• **Aim of the task**:
Transcribe all the records with complete accuracy.

• **Items**:
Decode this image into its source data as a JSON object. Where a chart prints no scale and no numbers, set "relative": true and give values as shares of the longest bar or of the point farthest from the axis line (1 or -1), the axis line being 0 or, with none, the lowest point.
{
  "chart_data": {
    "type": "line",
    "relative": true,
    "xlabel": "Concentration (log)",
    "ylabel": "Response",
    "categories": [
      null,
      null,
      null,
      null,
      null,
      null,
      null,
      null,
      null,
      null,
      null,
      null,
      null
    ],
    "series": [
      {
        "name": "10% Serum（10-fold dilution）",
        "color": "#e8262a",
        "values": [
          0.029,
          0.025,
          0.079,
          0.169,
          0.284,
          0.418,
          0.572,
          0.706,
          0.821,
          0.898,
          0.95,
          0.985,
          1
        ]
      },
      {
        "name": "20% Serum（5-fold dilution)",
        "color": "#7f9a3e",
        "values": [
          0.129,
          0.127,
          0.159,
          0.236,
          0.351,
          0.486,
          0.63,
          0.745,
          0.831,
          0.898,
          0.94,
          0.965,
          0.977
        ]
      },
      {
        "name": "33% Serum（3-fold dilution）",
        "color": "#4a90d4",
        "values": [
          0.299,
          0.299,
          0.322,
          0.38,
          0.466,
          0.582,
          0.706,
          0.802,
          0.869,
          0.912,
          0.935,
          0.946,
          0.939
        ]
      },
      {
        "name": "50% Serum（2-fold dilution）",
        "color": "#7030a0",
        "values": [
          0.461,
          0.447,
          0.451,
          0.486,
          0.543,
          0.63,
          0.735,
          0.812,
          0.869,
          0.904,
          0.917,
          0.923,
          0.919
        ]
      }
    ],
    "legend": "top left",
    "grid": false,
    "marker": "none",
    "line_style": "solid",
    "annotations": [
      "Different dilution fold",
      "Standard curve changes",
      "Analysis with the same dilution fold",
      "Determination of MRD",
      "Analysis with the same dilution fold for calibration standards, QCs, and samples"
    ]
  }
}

• **Response to the task**:
Decode this image into its source data as a JSON object. Where a chart prints no scale and no numbers, set "relative": true and give values as shares of the longest bar or of the point farthest from the axis line (1 or -1), the axis line being 0 or, with none, the lowest point.
{
  "chart_data": {
    "type": "line",
    "relative": true,
    "xlabel": "Concentration (log)",
    "ylabel": "Response",
    "categories": [
      null,
      null,
      null,
      null,
      null,
      null,
      null,
      null,
      null,
      null,
      null,
      null,
      null
    ],
    "series": [
      {
        "name": "10% Serum（10-fold dilution）",
        "color": "#e8262a",
        "values": [
          0.029,
          0.025,
          0.079,
          0.169,
          0.284,
          0.418,
          0.572,
          0.706,
          0.821,
          0.898,
          0.95,
          0.985,
          1
        ]
      },
      {
        "name": "20% Serum（5-fold dilution)",
        "color": "#7f9a3e",
        "values": [
          0.129,
          0.127,
          0.159,
          0.236,
          0.351,
          0.486,
          0.63,
          0.745,
          0.831,
          0.898,
          0.94,
          0.965,
          0.977
        ]
      },
      {
        "name": "33% Serum（3-fold dilution）",
        "color": "#4a90d4",
        "values": [
          0.299,
          0.299,
          0.322,
          0.38,
          0.466,
          0.582,
          0.706,
          0.802,
          0.869,
          0.912,
          0.935,
          0.946,
          0.939
        ]
      },
      {
        "name": "50% Serum（2-fold dilution）",
        "color": "#7030a0",
        "values": [
          0.461,
          0.447,
          0.451,
          0.486,
          0.543,
          0.63,
          0.735,
          0.812,
          0.869,
          0.904,
          0.917,
          0.923,
          0.919
        ]
      }
    ],
    "legend": "top left",
    "grid": false,
    "marker": "none",
    "line_style": "solid",
    "annotations": [
      "Different dilution fold",
      "Standard curve changes",
      "Analysis with the same dilution fold",
      "Determination of MRD",
      "Analysis with the same dilution fold for calibration standards, QCs, and samples"
    ]
  }
}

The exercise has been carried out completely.